_AIM OF THE EXERCISE:_ Scan the lines below for the word "parking". Copy each line you find it in.

Stored data:
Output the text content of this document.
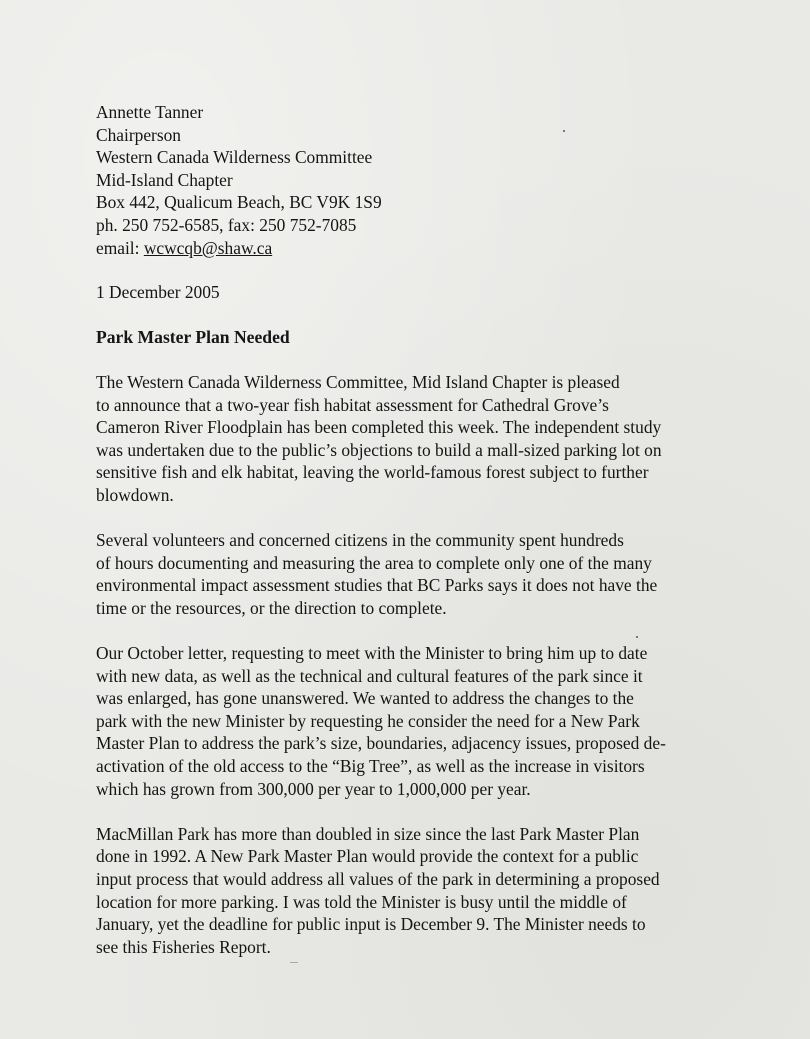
Annette Tanner
Chairperson
Western Canada Wilderness Committee
Mid-Island Chapter
Box 442, Qualicum Beach, BC V9K 1S9
ph. 250 752-6585, fax: 250 752-7085
email: wcwcqb@shaw.ca
1 December 2005
Park Master Plan Needed
The Western Canada Wilderness Committee, Mid Island Chapter is pleased
to announce that a two-year fish habitat assessment for Cathedral Grove’s
Cameron River Floodplain has been completed this week. The independent study
was undertaken due to the public’s objections to build a mall-sized parking lot on
sensitive fish and elk habitat, leaving the world-famous forest subject to further
blowdown.
Several volunteers and concerned citizens in the community spent hundreds
of hours documenting and measuring the area to complete only one of the many
environmental impact assessment studies that BC Parks says it does not have the
time or the resources, or the direction to complete.
Our October letter, requesting to meet with the Minister to bring him up to date
with new data, as well as the technical and cultural features of the park since it
was enlarged, has gone unanswered. We wanted to address the changes to the
park with the new Minister by requesting he consider the need for a New Park
Master Plan to address the park’s size, boundaries, adjacency issues, proposed de-
activation of the old access to the “Big Tree”, as well as the increase in visitors
which has grown from 300,000 per year to 1,000,000 per year.
MacMillan Park has more than doubled in size since the last Park Master Plan
done in 1992. A New Park Master Plan would provide the context for a public
input process that would address all values of the park in determining a proposed
location for more parking. I was told the Minister is busy until the middle of
January, yet the deadline for public input is December 9. The Minister needs to
see this Fisheries Report.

_SOLVED EXERCISE:_
was undertaken due to the public’s objections to build a mall-sized parking lot on
location for more parking. I was told the Minister is busy until the middle of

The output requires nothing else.